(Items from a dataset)
**********

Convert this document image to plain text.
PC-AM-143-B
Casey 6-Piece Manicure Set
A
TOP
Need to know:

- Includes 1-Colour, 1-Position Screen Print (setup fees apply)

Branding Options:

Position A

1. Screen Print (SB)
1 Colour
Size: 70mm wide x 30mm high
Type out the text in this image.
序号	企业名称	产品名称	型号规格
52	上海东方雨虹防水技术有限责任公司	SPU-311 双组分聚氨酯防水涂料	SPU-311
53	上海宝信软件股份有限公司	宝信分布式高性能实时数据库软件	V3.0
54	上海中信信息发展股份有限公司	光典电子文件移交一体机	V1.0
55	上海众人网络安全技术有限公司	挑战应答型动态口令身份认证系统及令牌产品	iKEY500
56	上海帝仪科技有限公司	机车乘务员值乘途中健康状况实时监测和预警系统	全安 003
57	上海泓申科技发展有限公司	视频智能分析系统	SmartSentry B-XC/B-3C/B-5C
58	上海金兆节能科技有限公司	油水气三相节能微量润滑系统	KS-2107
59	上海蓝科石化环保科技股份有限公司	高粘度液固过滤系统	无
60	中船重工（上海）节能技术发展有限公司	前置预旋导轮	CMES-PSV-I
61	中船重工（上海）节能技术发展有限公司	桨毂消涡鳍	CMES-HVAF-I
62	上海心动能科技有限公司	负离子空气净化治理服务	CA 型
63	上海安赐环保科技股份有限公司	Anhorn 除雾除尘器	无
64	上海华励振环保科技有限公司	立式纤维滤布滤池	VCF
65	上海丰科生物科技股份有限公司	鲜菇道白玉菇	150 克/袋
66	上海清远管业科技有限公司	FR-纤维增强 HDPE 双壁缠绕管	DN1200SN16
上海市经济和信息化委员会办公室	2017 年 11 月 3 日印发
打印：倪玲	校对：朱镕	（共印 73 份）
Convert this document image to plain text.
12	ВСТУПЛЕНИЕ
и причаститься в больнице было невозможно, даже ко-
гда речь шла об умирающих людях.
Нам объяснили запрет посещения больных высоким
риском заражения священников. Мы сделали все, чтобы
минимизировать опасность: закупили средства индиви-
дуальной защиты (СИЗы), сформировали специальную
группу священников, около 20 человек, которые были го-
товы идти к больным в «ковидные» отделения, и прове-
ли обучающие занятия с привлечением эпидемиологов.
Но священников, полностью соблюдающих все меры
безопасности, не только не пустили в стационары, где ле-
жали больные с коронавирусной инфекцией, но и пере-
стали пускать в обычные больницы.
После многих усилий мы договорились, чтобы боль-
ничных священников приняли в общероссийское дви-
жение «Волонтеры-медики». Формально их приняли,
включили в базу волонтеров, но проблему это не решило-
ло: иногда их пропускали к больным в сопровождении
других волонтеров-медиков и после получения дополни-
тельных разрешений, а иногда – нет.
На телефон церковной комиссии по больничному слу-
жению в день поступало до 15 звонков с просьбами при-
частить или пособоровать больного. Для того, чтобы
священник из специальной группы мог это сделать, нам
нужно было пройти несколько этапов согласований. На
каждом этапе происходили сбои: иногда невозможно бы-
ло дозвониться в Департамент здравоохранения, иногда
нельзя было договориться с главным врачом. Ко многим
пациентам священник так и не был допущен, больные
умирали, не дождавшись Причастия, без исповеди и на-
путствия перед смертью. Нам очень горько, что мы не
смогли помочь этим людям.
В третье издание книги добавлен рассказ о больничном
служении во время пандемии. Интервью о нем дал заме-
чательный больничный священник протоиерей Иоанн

**********

→ **GOAL**: Write the complete data out, exactly as above.

→ **COMPLETED EXERCISE**:
Convert this document image to plain text.
PC-AM-143-B
Casey 6-Piece Manicure Set
A
TOP
Need to know:

- Includes 1-Colour, 1-Position Screen Print (setup fees apply)

Branding Options:

Position A

1. Screen Print (SB)
1 Colour
Size: 70mm wide x 30mm high
Type out the text in this image.
序号	企业名称	产品名称	型号规格
52	上海东方雨虹防水技术有限责任公司	SPU-311 双组分聚氨酯防水涂料	SPU-311
53	上海宝信软件股份有限公司	宝信分布式高性能实时数据库软件	V3.0
54	上海中信信息发展股份有限公司	光典电子文件移交一体机	V1.0
55	上海众人网络安全技术有限公司	挑战应答型动态口令身份认证系统及令牌产品	iKEY500
56	上海帝仪科技有限公司	机车乘务员值乘途中健康状况实时监测和预警系统	全安 003
57	上海泓申科技发展有限公司	视频智能分析系统	SmartSentry B-XC/B-3C/B-5C
58	上海金兆节能科技有限公司	油水气三相节能微量润滑系统	KS-2107
59	上海蓝科石化环保科技股份有限公司	高粘度液固过滤系统	无
60	中船重工（上海）节能技术发展有限公司	前置预旋导轮	CMES-PSV-I
61	中船重工（上海）节能技术发展有限公司	桨毂消涡鳍	CMES-HVAF-I
62	上海心动能科技有限公司	负离子空气净化治理服务	CA 型
63	上海安赐环保科技股份有限公司	Anhorn 除雾除尘器	无
64	上海华励振环保科技有限公司	立式纤维滤布滤池	VCF
65	上海丰科生物科技股份有限公司	鲜菇道白玉菇	150 克/袋
66	上海清远管业科技有限公司	FR-纤维增强 HDPE 双壁缠绕管	DN1200SN16
上海市经济和信息化委员会办公室	2017 年 11 月 3 日印发
打印：倪玲	校对：朱镕	（共印 73 份）
Convert this document image to plain text.
12	ВСТУПЛЕНИЕ
и причаститься в больнице было невозможно, даже ко-
гда речь шла об умирающих людях.
Нам объяснили запрет посещения больных высоким
риском заражения священников. Мы сделали все, чтобы
минимизировать опасность: закупили средства индиви-
дуальной защиты (СИЗы), сформировали специальную
группу священников, около 20 человек, которые были го-
товы идти к больным в «ковидные» отделения, и прове-
ли обучающие занятия с привлечением эпидемиологов.
Но священников, полностью соблюдающих все меры
безопасности, не только не пустили в стационары, где ле-
жали больные с коронавирусной инфекцией, но и пере-
стали пускать в обычные больницы.
После многих усилий мы договорились, чтобы боль-
ничных священников приняли в общероссийское дви-
жение «Волонтеры-медики». Формально их приняли,
включили в базу волонтеров, но проблему это не решило-
ло: иногда их пропускали к больным в сопровождении
других волонтеров-медиков и после получения дополни-
тельных разрешений, а иногда – нет.
На телефон церковной комиссии по больничному слу-
жению в день поступало до 15 звонков с просьбами при-
частить или пособоровать больного. Для того, чтобы
священник из специальной группы мог это сделать, нам
нужно было пройти несколько этапов согласований. На
каждом этапе происходили сбои: иногда невозможно бы-
ло дозвониться в Департамент здравоохранения, иногда
нельзя было договориться с главным врачом. Ко многим
пациентам священник так и не был допущен, больные
умирали, не дождавшись Причастия, без исповеди и на-
путствия перед смертью. Нам очень горько, что мы не
смогли помочь этим людям.
В третье издание книги добавлен рассказ о больничном
служении во время пандемии. Интервью о нем дал заме-
чательный больничный священник протоиерей Иоанн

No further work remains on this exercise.